**YOUR TASK**
Wherever "SRMTID" appears in a line, copy that line.

[Dataset records on visual material]

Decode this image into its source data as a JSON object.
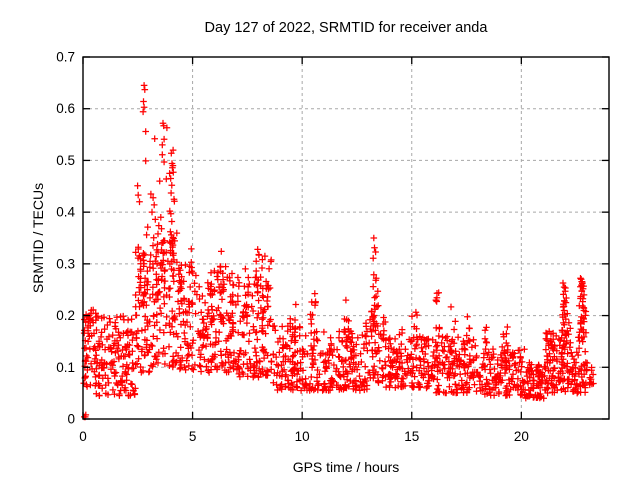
{
  "chart_data": {
    "type": "scatter",
    "title": "Day 127 of 2022, SRMTID for receiver anda",
    "xlabel": "GPS time / hours",
    "ylabel": "SRMTID / TECUs",
    "xlim": [
      0,
      24
    ],
    "ylim": [
      0,
      0.7
    ],
    "xticks": [
      0,
      5,
      10,
      15,
      20
    ],
    "yticks": [
      0,
      0.1,
      0.2,
      0.3,
      0.4,
      0.5,
      0.6,
      0.7
    ],
    "grid": true,
    "grid_color": "#a8a8a8",
    "grid_style": "dashed",
    "marker": "plus",
    "marker_color": "#ff0000",
    "legend": "none",
    "points_outliers": [
      [
        0.06,
        0.004
      ],
      [
        0.1,
        0.004
      ],
      [
        0.13,
        0.008
      ],
      [
        2.79,
        0.645
      ],
      [
        2.82,
        0.637
      ],
      [
        2.76,
        0.614
      ],
      [
        2.79,
        0.603
      ],
      [
        2.74,
        0.594
      ],
      [
        2.86,
        0.556
      ],
      [
        2.86,
        0.499
      ],
      [
        3.27,
        0.542
      ],
      [
        3.65,
        0.572
      ],
      [
        3.68,
        0.567
      ],
      [
        3.83,
        0.563
      ],
      [
        3.7,
        0.541
      ],
      [
        3.62,
        0.53
      ],
      [
        3.62,
        0.511
      ],
      [
        3.7,
        0.497
      ],
      [
        4.11,
        0.52
      ],
      [
        4.03,
        0.514
      ],
      [
        4.06,
        0.494
      ],
      [
        4.1,
        0.49
      ],
      [
        4.08,
        0.486
      ],
      [
        4.12,
        0.477
      ],
      [
        3.95,
        0.475
      ],
      [
        3.8,
        0.464
      ],
      [
        3.5,
        0.46
      ],
      [
        4.0,
        0.465
      ],
      [
        4.05,
        0.452
      ],
      [
        4.02,
        0.437
      ],
      [
        4.15,
        0.425
      ],
      [
        4.17,
        0.421
      ],
      [
        3.96,
        0.402
      ],
      [
        4.01,
        0.397
      ],
      [
        4.05,
        0.382
      ],
      [
        3.99,
        0.362
      ],
      [
        4.03,
        0.356
      ],
      [
        4.1,
        0.351
      ],
      [
        2.49,
        0.451
      ],
      [
        2.52,
        0.433
      ],
      [
        2.58,
        0.42
      ],
      [
        2.95,
        0.371
      ],
      [
        2.9,
        0.356
      ],
      [
        3.1,
        0.435
      ],
      [
        3.2,
        0.428
      ],
      [
        3.25,
        0.414
      ],
      [
        3.15,
        0.4
      ],
      [
        3.3,
        0.386
      ],
      [
        3.46,
        0.374
      ],
      [
        3.55,
        0.39
      ],
      [
        3.58,
        0.368
      ],
      [
        3.42,
        0.358
      ],
      [
        4.94,
        0.329
      ],
      [
        6.31,
        0.324
      ],
      [
        7.97,
        0.328
      ],
      [
        8.02,
        0.318
      ],
      [
        8.3,
        0.315
      ],
      [
        13.27,
        0.35
      ],
      [
        13.3,
        0.331
      ],
      [
        13.35,
        0.323
      ],
      [
        13.24,
        0.311
      ],
      [
        13.27,
        0.279
      ],
      [
        13.38,
        0.272
      ],
      [
        13.24,
        0.256
      ],
      [
        13.45,
        0.247
      ],
      [
        16.15,
        0.243
      ],
      [
        16.1,
        0.23
      ],
      [
        21.9,
        0.263
      ],
      [
        21.95,
        0.255
      ],
      [
        22.0,
        0.247
      ],
      [
        21.92,
        0.241
      ],
      [
        22.05,
        0.234
      ],
      [
        21.97,
        0.228
      ],
      [
        22.7,
        0.272
      ],
      [
        22.78,
        0.265
      ],
      [
        22.74,
        0.259
      ],
      [
        22.82,
        0.252
      ],
      [
        22.76,
        0.247
      ],
      [
        22.86,
        0.24
      ],
      [
        22.7,
        0.233
      ],
      [
        22.8,
        0.227
      ],
      [
        22.78,
        0.262
      ],
      [
        22.84,
        0.257
      ]
    ],
    "density_bands": [
      {
        "x": [
          0.03,
          0.4
        ],
        "y": [
          0.06,
          0.205
        ],
        "n": 35,
        "p": 1.0
      },
      {
        "x": [
          0.05,
          0.6
        ],
        "y": [
          0.165,
          0.212
        ],
        "n": 12,
        "p": 1.0
      },
      {
        "x": [
          0.4,
          2.4
        ],
        "y": [
          0.045,
          0.2
        ],
        "n": 160,
        "p": 1.5
      },
      {
        "x": [
          2.4,
          3.1
        ],
        "y": [
          0.09,
          0.33
        ],
        "n": 62,
        "p": 1.4
      },
      {
        "x": [
          3.1,
          4.35
        ],
        "y": [
          0.1,
          0.36
        ],
        "n": 95,
        "p": 1.3
      },
      {
        "x": [
          4.35,
          5.2
        ],
        "y": [
          0.095,
          0.3
        ],
        "n": 62,
        "p": 1.5
      },
      {
        "x": [
          5.2,
          6.1
        ],
        "y": [
          0.09,
          0.27
        ],
        "n": 65,
        "p": 1.5
      },
      {
        "x": [
          6.1,
          7.1
        ],
        "y": [
          0.09,
          0.3
        ],
        "n": 75,
        "p": 1.5
      },
      {
        "x": [
          7.1,
          8.6
        ],
        "y": [
          0.08,
          0.28
        ],
        "n": 105,
        "p": 1.6
      },
      {
        "x": [
          8.6,
          10.4
        ],
        "y": [
          0.055,
          0.18
        ],
        "n": 112,
        "p": 1.3
      },
      {
        "x": [
          10.4,
          11.9
        ],
        "y": [
          0.055,
          0.17
        ],
        "n": 95,
        "p": 1.3
      },
      {
        "x": [
          11.9,
          13.0
        ],
        "y": [
          0.055,
          0.17
        ],
        "n": 76,
        "p": 1.3
      },
      {
        "x": [
          13.0,
          13.8
        ],
        "y": [
          0.07,
          0.22
        ],
        "n": 55,
        "p": 1.4
      },
      {
        "x": [
          13.8,
          16.1
        ],
        "y": [
          0.06,
          0.16
        ],
        "n": 150,
        "p": 1.3
      },
      {
        "x": [
          16.1,
          18.1
        ],
        "y": [
          0.05,
          0.16
        ],
        "n": 135,
        "p": 1.3
      },
      {
        "x": [
          18.1,
          20.2
        ],
        "y": [
          0.045,
          0.14
        ],
        "n": 140,
        "p": 1.3
      },
      {
        "x": [
          20.2,
          21.1
        ],
        "y": [
          0.04,
          0.11
        ],
        "n": 75,
        "p": 1.2
      },
      {
        "x": [
          21.1,
          21.85
        ],
        "y": [
          0.05,
          0.17
        ],
        "n": 70,
        "p": 1.3
      },
      {
        "x": [
          21.85,
          22.25
        ],
        "y": [
          0.05,
          0.21
        ],
        "n": 45,
        "p": 1.1
      },
      {
        "x": [
          22.25,
          22.6
        ],
        "y": [
          0.05,
          0.14
        ],
        "n": 28,
        "p": 1.2
      },
      {
        "x": [
          22.6,
          22.95
        ],
        "y": [
          0.05,
          0.22
        ],
        "n": 45,
        "p": 1.1
      },
      {
        "x": [
          22.95,
          23.3
        ],
        "y": [
          0.06,
          0.13
        ],
        "n": 14,
        "p": 1.2
      }
    ],
    "event_columns": [
      {
        "cx": 2.55,
        "sx": 0.08,
        "y": [
          0.2,
          0.34
        ],
        "n": 8
      },
      {
        "cx": 2.8,
        "sx": 0.06,
        "y": [
          0.15,
          0.35
        ],
        "n": 10
      },
      {
        "cx": 3.35,
        "sx": 0.1,
        "y": [
          0.2,
          0.355
        ],
        "n": 12
      },
      {
        "cx": 3.65,
        "sx": 0.08,
        "y": [
          0.25,
          0.36
        ],
        "n": 10
      },
      {
        "cx": 4.05,
        "sx": 0.1,
        "y": [
          0.25,
          0.35
        ],
        "n": 12
      },
      {
        "cx": 4.45,
        "sx": 0.08,
        "y": [
          0.18,
          0.3
        ],
        "n": 8
      },
      {
        "cx": 4.95,
        "sx": 0.06,
        "y": [
          0.22,
          0.325
        ],
        "n": 6
      },
      {
        "cx": 5.9,
        "sx": 0.1,
        "y": [
          0.18,
          0.305
        ],
        "n": 10
      },
      {
        "cx": 6.3,
        "sx": 0.1,
        "y": [
          0.2,
          0.33
        ],
        "n": 12
      },
      {
        "cx": 6.75,
        "sx": 0.1,
        "y": [
          0.18,
          0.3
        ],
        "n": 8
      },
      {
        "cx": 7.5,
        "sx": 0.1,
        "y": [
          0.18,
          0.295
        ],
        "n": 8
      },
      {
        "cx": 7.97,
        "sx": 0.08,
        "y": [
          0.2,
          0.325
        ],
        "n": 10
      },
      {
        "cx": 8.35,
        "sx": 0.25,
        "y": [
          0.17,
          0.315
        ],
        "n": 20
      },
      {
        "cx": 9.6,
        "sx": 0.15,
        "y": [
          0.14,
          0.23
        ],
        "n": 8
      },
      {
        "cx": 10.5,
        "sx": 0.12,
        "y": [
          0.15,
          0.26
        ],
        "n": 10
      },
      {
        "cx": 12.05,
        "sx": 0.12,
        "y": [
          0.14,
          0.245
        ],
        "n": 10
      },
      {
        "cx": 12.9,
        "sx": 0.1,
        "y": [
          0.13,
          0.2
        ],
        "n": 7
      },
      {
        "cx": 13.3,
        "sx": 0.08,
        "y": [
          0.17,
          0.28
        ],
        "n": 8
      },
      {
        "cx": 14.45,
        "sx": 0.15,
        "y": [
          0.12,
          0.2
        ],
        "n": 8
      },
      {
        "cx": 15.1,
        "sx": 0.15,
        "y": [
          0.12,
          0.21
        ],
        "n": 9
      },
      {
        "cx": 16.2,
        "sx": 0.1,
        "y": [
          0.14,
          0.245
        ],
        "n": 8
      },
      {
        "cx": 16.9,
        "sx": 0.15,
        "y": [
          0.12,
          0.22
        ],
        "n": 9
      },
      {
        "cx": 17.5,
        "sx": 0.15,
        "y": [
          0.12,
          0.21
        ],
        "n": 8
      },
      {
        "cx": 18.35,
        "sx": 0.15,
        "y": [
          0.11,
          0.185
        ],
        "n": 8
      },
      {
        "cx": 19.25,
        "sx": 0.15,
        "y": [
          0.11,
          0.19
        ],
        "n": 8
      },
      {
        "cx": 21.35,
        "sx": 0.12,
        "y": [
          0.12,
          0.175
        ],
        "n": 8
      },
      {
        "cx": 21.95,
        "sx": 0.1,
        "y": [
          0.12,
          0.265
        ],
        "n": 14
      },
      {
        "cx": 22.78,
        "sx": 0.1,
        "y": [
          0.17,
          0.272
        ],
        "n": 12
      }
    ]
  }
}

**EXERCISE SOLUTION**
    "title": "Day 127 of 2022, SRMTID for receiver anda",
    "ylabel": "SRMTID / TECUs",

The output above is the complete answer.